AIM OF THE EXERCISE:
Write the material out again in full, word for word. Do not include the pictures.

[Data entries for graphics]
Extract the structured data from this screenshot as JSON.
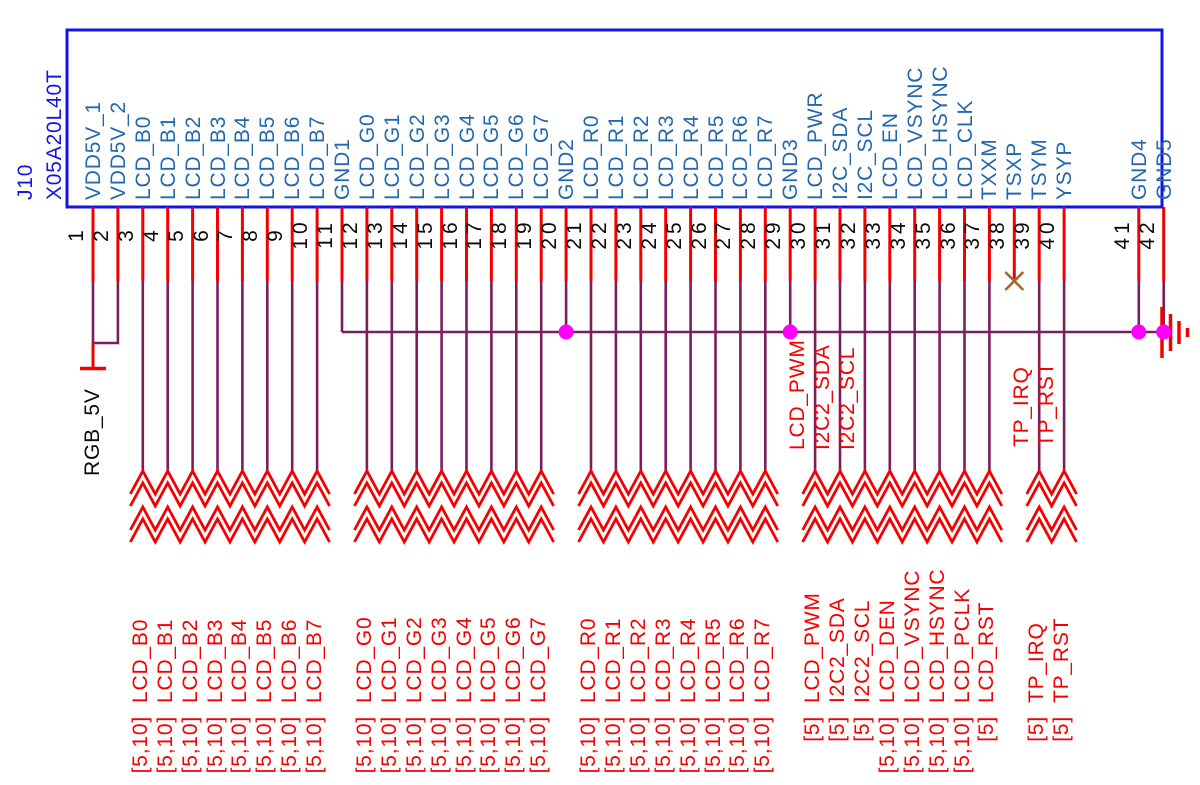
{
  "connector": {
    "refdes": "J10",
    "part_number": "X05A20L40T",
    "power_net_label": "RGB_5V",
    "pins": [
      {
        "num": 1,
        "name": "VDD5V_1"
      },
      {
        "num": 2,
        "name": "VDD5V_2"
      },
      {
        "num": 3,
        "name": "LCD_B0"
      },
      {
        "num": 4,
        "name": "LCD_B1"
      },
      {
        "num": 5,
        "name": "LCD_B2"
      },
      {
        "num": 6,
        "name": "LCD_B3"
      },
      {
        "num": 7,
        "name": "LCD_B4"
      },
      {
        "num": 8,
        "name": "LCD_B5"
      },
      {
        "num": 9,
        "name": "LCD_B6"
      },
      {
        "num": 10,
        "name": "LCD_B7"
      },
      {
        "num": 11,
        "name": "GND1"
      },
      {
        "num": 12,
        "name": "LCD_G0"
      },
      {
        "num": 13,
        "name": "LCD_G1"
      },
      {
        "num": 14,
        "name": "LCD_G2"
      },
      {
        "num": 15,
        "name": "LCD_G3"
      },
      {
        "num": 16,
        "name": "LCD_G4"
      },
      {
        "num": 17,
        "name": "LCD_G5"
      },
      {
        "num": 18,
        "name": "LCD_G6"
      },
      {
        "num": 19,
        "name": "LCD_G7"
      },
      {
        "num": 20,
        "name": "GND2"
      },
      {
        "num": 21,
        "name": "LCD_R0"
      },
      {
        "num": 22,
        "name": "LCD_R1"
      },
      {
        "num": 23,
        "name": "LCD_R2"
      },
      {
        "num": 24,
        "name": "LCD_R3"
      },
      {
        "num": 25,
        "name": "LCD_R4"
      },
      {
        "num": 26,
        "name": "LCD_R5"
      },
      {
        "num": 27,
        "name": "LCD_R6"
      },
      {
        "num": 28,
        "name": "LCD_R7"
      },
      {
        "num": 29,
        "name": "GND3"
      },
      {
        "num": 30,
        "name": "LCD_PWR"
      },
      {
        "num": 31,
        "name": "I2C_SDA"
      },
      {
        "num": 32,
        "name": "I2C_SCL"
      },
      {
        "num": 33,
        "name": "LCD_EN"
      },
      {
        "num": 34,
        "name": "LCD_VSYNC"
      },
      {
        "num": 35,
        "name": "LCD_HSYNC"
      },
      {
        "num": 36,
        "name": "LCD_CLK"
      },
      {
        "num": 37,
        "name": "TXXM"
      },
      {
        "num": 38,
        "name": "TSXP"
      },
      {
        "num": 39,
        "name": "TSYM"
      },
      {
        "num": 40,
        "name": "YSYP"
      },
      {
        "num": 41,
        "name": "GND4"
      },
      {
        "num": 42,
        "name": "GND5"
      }
    ],
    "no_connect_pins": [
      38
    ],
    "power_pins": [
      1,
      2
    ],
    "gnd_bus_entry_pin": 11,
    "gnd_junction_pins": [
      20,
      29,
      41,
      42
    ]
  },
  "wire_groups": [
    {
      "pins": [
        3,
        4,
        5,
        6,
        7,
        8,
        9,
        10
      ]
    },
    {
      "pins": [
        12,
        13,
        14,
        15,
        16,
        17,
        18,
        19
      ]
    },
    {
      "pins": [
        21,
        22,
        23,
        24,
        25,
        26,
        27,
        28
      ]
    },
    {
      "pins": [
        30,
        31,
        32,
        33,
        34,
        35,
        36,
        37
      ]
    },
    {
      "pins": [
        39,
        40
      ]
    }
  ],
  "net_labels_mid": [
    {
      "pin": 30,
      "text": "LCD_PWM"
    },
    {
      "pin": 31,
      "text": "I2C2_SDA"
    },
    {
      "pin": 32,
      "text": "I2C2_SCL"
    },
    {
      "pin": 39,
      "text": "TP_IRQ"
    },
    {
      "pin": 40,
      "text": "TP_RST"
    }
  ],
  "net_labels_bottom": [
    {
      "pin": 3,
      "tag": "[5,10]",
      "net": "LCD_B0"
    },
    {
      "pin": 4,
      "tag": "[5,10]",
      "net": "LCD_B1"
    },
    {
      "pin": 5,
      "tag": "[5,10]",
      "net": "LCD_B2"
    },
    {
      "pin": 6,
      "tag": "[5,10]",
      "net": "LCD_B3"
    },
    {
      "pin": 7,
      "tag": "[5,10]",
      "net": "LCD_B4"
    },
    {
      "pin": 8,
      "tag": "[5,10]",
      "net": "LCD_B5"
    },
    {
      "pin": 9,
      "tag": "[5,10]",
      "net": "LCD_B6"
    },
    {
      "pin": 10,
      "tag": "[5,10]",
      "net": "LCD_B7"
    },
    {
      "pin": 12,
      "tag": "[5,10]",
      "net": "LCD_G0"
    },
    {
      "pin": 13,
      "tag": "[5,10]",
      "net": "LCD_G1"
    },
    {
      "pin": 14,
      "tag": "[5,10]",
      "net": "LCD_G2"
    },
    {
      "pin": 15,
      "tag": "[5,10]",
      "net": "LCD_G3"
    },
    {
      "pin": 16,
      "tag": "[5,10]",
      "net": "LCD_G4"
    },
    {
      "pin": 17,
      "tag": "[5,10]",
      "net": "LCD_G5"
    },
    {
      "pin": 18,
      "tag": "[5,10]",
      "net": "LCD_G6"
    },
    {
      "pin": 19,
      "tag": "[5,10]",
      "net": "LCD_G7"
    },
    {
      "pin": 21,
      "tag": "[5,10]",
      "net": "LCD_R0"
    },
    {
      "pin": 22,
      "tag": "[5,10]",
      "net": "LCD_R1"
    },
    {
      "pin": 23,
      "tag": "[5,10]",
      "net": "LCD_R2"
    },
    {
      "pin": 24,
      "tag": "[5,10]",
      "net": "LCD_R3"
    },
    {
      "pin": 25,
      "tag": "[5,10]",
      "net": "LCD_R4"
    },
    {
      "pin": 26,
      "tag": "[5,10]",
      "net": "LCD_R5"
    },
    {
      "pin": 27,
      "tag": "[5,10]",
      "net": "LCD_R6"
    },
    {
      "pin": 28,
      "tag": "[5,10]",
      "net": "LCD_R7"
    },
    {
      "pin": 30,
      "tag": "[5]",
      "net": "LCD_PWM"
    },
    {
      "pin": 31,
      "tag": "[5]",
      "net": "I2C2_SDA"
    },
    {
      "pin": 32,
      "tag": "[5]",
      "net": "I2C2_SCL"
    },
    {
      "pin": 33,
      "tag": "[5,10]",
      "net": "LCD_DEN"
    },
    {
      "pin": 34,
      "tag": "[5,10]",
      "net": "LCD_VSYNC"
    },
    {
      "pin": 35,
      "tag": "[5,10]",
      "net": "LCD_HSYNC"
    },
    {
      "pin": 36,
      "tag": "[5,10]",
      "net": "LCD_PCLK"
    },
    {
      "pin": 37,
      "tag": "[5]",
      "net": "LCD_RST"
    },
    {
      "pin": 39,
      "tag": "[5]",
      "net": "TP_IRQ"
    },
    {
      "pin": 40,
      "tag": "[5]",
      "net": "TP_RST"
    }
  ],
  "colors": {
    "box_blue": "#1414e8",
    "pin_name_blue": "#2368ae",
    "stub_red": "#f50000",
    "wire_purple": "#7a1f5c",
    "junction_magenta": "#ff00ff",
    "no_connect_brown": "#9c6b33",
    "text_black": "#0a0a0a"
  }
}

EXPECTED ANSWER:
Extract the structured data from this screenshot as JSON.
{
  "connector": {
    "refdes": "J10",
    "part_number": "X05A20L40T",
    "power_net_label": "RGB_5V",
    "pins": [
      {
        "num": 1,
        "name": "VDD5V_1"
      },
      {
        "num": 2,
        "name": "VDD5V_2"
      },
      {
        "num": 3,
        "name": "LCD_B0"
      },
      {
        "num": 4,
        "name": "LCD_B1"
      },
      {
        "num": 5,
        "name": "LCD_B2"
      },
      {
        "num": 6,
        "name": "LCD_B3"
      },
      {
        "num": 7,
        "name": "LCD_B4"
      },
      {
        "num": 8,
        "name": "LCD_B5"
      },
      {
        "num": 9,
        "name": "LCD_B6"
      },
      {
        "num": 10,
        "name": "LCD_B7"
      },
      {
        "num": 11,
        "name": "GND1"
      },
      {
        "num": 12,
        "name": "LCD_G0"
      },
      {
        "num": 13,
        "name": "LCD_G1"
      },
      {
        "num": 14,
        "name": "LCD_G2"
      },
      {
        "num": 15,
        "name": "LCD_G3"
      },
      {
        "num": 16,
        "name": "LCD_G4"
      },
      {
        "num": 17,
        "name": "LCD_G5"
      },
      {
        "num": 18,
        "name": "LCD_G6"
      },
      {
        "num": 19,
        "name": "LCD_G7"
      },
      {
        "num": 20,
        "name": "GND2"
      },
      {
        "num": 21,
        "name": "LCD_R0"
      },
      {
        "num": 22,
        "name": "LCD_R1"
      },
      {
        "num": 23,
        "name": "LCD_R2"
      },
      {
        "num": 24,
        "name": "LCD_R3"
      },
      {
        "num": 25,
        "name": "LCD_R4"
      },
      {
        "num": 26,
        "name": "LCD_R5"
      },
      {
        "num": 27,
        "name": "LCD_R6"
      },
      {
        "num": 28,
        "name": "LCD_R7"
      },
      {
        "num": 29,
        "name": "GND3"
      },
      {
        "num": 30,
        "name": "LCD_PWR"
      },
      {
        "num": 31,
        "name": "I2C_SDA"
      },
      {
        "num": 32,
        "name": "I2C_SCL"
      },
      {
        "num": 33,
        "name": "LCD_EN"
      },
      {
        "num": 34,
        "name": "LCD_VSYNC"
      },
      {
        "num": 35,
        "name": "LCD_HSYNC"
      },
      {
        "num": 36,
        "name": "LCD_CLK"
      },
      {
        "num": 37,
        "name": "TXXM"
      },
      {
        "num": 38,
        "name": "TSXP"
      },
      {
        "num": 39,
        "name": "TSYM"
      },
      {
        "num": 40,
        "name": "YSYP"
      },
      {
        "num": 41,
        "name": "GND4"
      },
      {
        "num": 42,
        "name": "GND5"
      }
    ],
    "no_connect_pins": [
      38
    ],
    "power_pins": [
      1,
      2
    ],
    "gnd_bus_entry_pin": 11,
    "gnd_junction_pins": [
      20,
      29,
      41,
      42
    ]
  },
  "wire_groups": [
    {
      "pins": [
        3,
        4,
        5,
        6,
        7,
        8,
        9,
        10
      ]
    },
    {
      "pins": [
        12,
        13,
        14,
        15,
        16,
        17,
        18,
        19
      ]
    },
    {
      "pins": [
        21,
        22,
        23,
        24,
        25,
        26,
        27,
        28
      ]
    },
    {
      "pins": [
        30,
        31,
        32,
        33,
        34,
        35,
        36,
        37
      ]
    },
    {
      "pins": [
        39,
        40
      ]
    }
  ],
  "net_labels_mid": [
    {
      "pin": 30,
      "text": "LCD_PWM"
    },
    {
      "pin": 31,
      "text": "I2C2_SDA"
    },
    {
      "pin": 32,
      "text": "I2C2_SCL"
    },
    {
      "pin": 39,
      "text": "TP_IRQ"
    },
    {
      "pin": 40,
      "text": "TP_RST"
    }
  ],
  "net_labels_bottom": [
    {
      "pin": 3,
      "tag": "[5,10]",
      "net": "LCD_B0"
    },
    {
      "pin": 4,
      "tag": "[5,10]",
      "net": "LCD_B1"
    },
    {
      "pin": 5,
      "tag": "[5,10]",
      "net": "LCD_B2"
    },
    {
      "pin": 6,
      "tag": "[5,10]",
      "net": "LCD_B3"
    },
    {
      "pin": 7,
      "tag": "[5,10]",
      "net": "LCD_B4"
    },
    {
      "pin": 8,
      "tag": "[5,10]",
      "net": "LCD_B5"
    },
    {
      "pin": 9,
      "tag": "[5,10]",
      "net": "LCD_B6"
    },
    {
      "pin": 10,
      "tag": "[5,10]",
      "net": "LCD_B7"
    },
    {
      "pin": 12,
      "tag": "[5,10]",
      "net": "LCD_G0"
    },
    {
      "pin": 13,
      "tag": "[5,10]",
      "net": "LCD_G1"
    },
    {
      "pin": 14,
      "tag": "[5,10]",
      "net": "LCD_G2"
    },
    {
      "pin": 15,
      "tag": "[5,10]",
      "net": "LCD_G3"
    },
    {
      "pin": 16,
      "tag": "[5,10]",
      "net": "LCD_G4"
    },
    {
      "pin": 17,
      "tag": "[5,10]",
      "net": "LCD_G5"
    },
    {
      "pin": 18,
      "tag": "[5,10]",
      "net": "LCD_G6"
    },
    {
      "pin": 19,
      "tag": "[5,10]",
      "net": "LCD_G7"
    },
    {
      "pin": 21,
      "tag": "[5,10]",
      "net": "LCD_R0"
    },
    {
      "pin": 22,
      "tag": "[5,10]",
      "net": "LCD_R1"
    },
    {
      "pin": 23,
      "tag": "[5,10]",
      "net": "LCD_R2"
    },
    {
      "pin": 24,
      "tag": "[5,10]",
      "net": "LCD_R3"
    },
    {
      "pin": 25,
      "tag": "[5,10]",
      "net": "LCD_R4"
    },
    {
      "pin": 26,
      "tag": "[5,10]",
      "net": "LCD_R5"
    },
    {
      "pin": 27,
      "tag": "[5,10]",
      "net": "LCD_R6"
    },
    {
      "pin": 28,
      "tag": "[5,10]",
      "net": "LCD_R7"
    },
    {
      "pin": 30,
      "tag": "[5]",
      "net": "LCD_PWM"
    },
    {
      "pin": 31,
      "tag": "[5]",
      "net": "I2C2_SDA"
    },
    {
      "pin": 32,
      "tag": "[5]",
      "net": "I2C2_SCL"
    },
    {
      "pin": 33,
      "tag": "[5,10]",
      "net": "LCD_DEN"
    },
    {
      "pin": 34,
      "tag": "[5,10]",
      "net": "LCD_VSYNC"
    },
    {
      "pin": 35,
      "tag": "[5,10]",
      "net": "LCD_HSYNC"
    },
    {
      "pin": 36,
      "tag": "[5,10]",
      "net": "LCD_PCLK"
    },
    {
      "pin": 37,
      "tag": "[5]",
      "net": "LCD_RST"
    },
    {
      "pin": 39,
      "tag": "[5]",
      "net": "TP_IRQ"
    },
    {
      "pin": 40,
      "tag": "[5]",
      "net": "TP_RST"
    }
  ],
  "colors": {
    "box_blue": "#1414e8",
    "pin_name_blue": "#2368ae",
    "stub_red": "#f50000",
    "wire_purple": "#7a1f5c",
    "junction_magenta": "#ff00ff",
    "no_connect_brown": "#9c6b33",
    "text_black": "#0a0a0a"
  }
}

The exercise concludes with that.